>>>

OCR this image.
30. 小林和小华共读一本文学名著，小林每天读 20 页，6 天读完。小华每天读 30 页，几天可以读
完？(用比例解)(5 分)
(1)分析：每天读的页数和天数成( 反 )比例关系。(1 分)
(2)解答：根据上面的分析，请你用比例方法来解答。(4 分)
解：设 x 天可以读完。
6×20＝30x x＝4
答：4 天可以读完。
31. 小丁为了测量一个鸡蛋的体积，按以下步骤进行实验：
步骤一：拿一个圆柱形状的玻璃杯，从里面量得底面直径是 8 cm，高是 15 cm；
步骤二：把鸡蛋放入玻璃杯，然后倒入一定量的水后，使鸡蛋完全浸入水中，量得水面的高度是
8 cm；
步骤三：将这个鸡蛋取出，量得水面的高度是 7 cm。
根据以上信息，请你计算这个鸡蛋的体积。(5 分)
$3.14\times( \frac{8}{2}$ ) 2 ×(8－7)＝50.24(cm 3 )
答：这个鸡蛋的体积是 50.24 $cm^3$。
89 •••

<<<

Set down the entries above again, word for word.

OCR this image.
30. 小林和小华共读一本文学名著，小林每天读 20 页，6 天读完。小华每天读 30 页，几天可以读
完？(用比例解)(5 分)
(1)分析：每天读的页数和天数成( 反 )比例关系。(1 分)
(2)解答：根据上面的分析，请你用比例方法来解答。(4 分)
解：设 x 天可以读完。
6×20＝30x x＝4
答：4 天可以读完。
31. 小丁为了测量一个鸡蛋的体积，按以下步骤进行实验：
步骤一：拿一个圆柱形状的玻璃杯，从里面量得底面直径是 8 cm，高是 15 cm；
步骤二：把鸡蛋放入玻璃杯，然后倒入一定量的水后，使鸡蛋完全浸入水中，量得水面的高度是
8 cm；
步骤三：将这个鸡蛋取出，量得水面的高度是 7 cm。
根据以上信息，请你计算这个鸡蛋的体积。(5 分)
$3.14\times( \frac{8}{2}$ ) 2 ×(8－7)＝50.24(cm 3 )
答：这个鸡蛋的体积是 50.24 $cm^3$。
89 •••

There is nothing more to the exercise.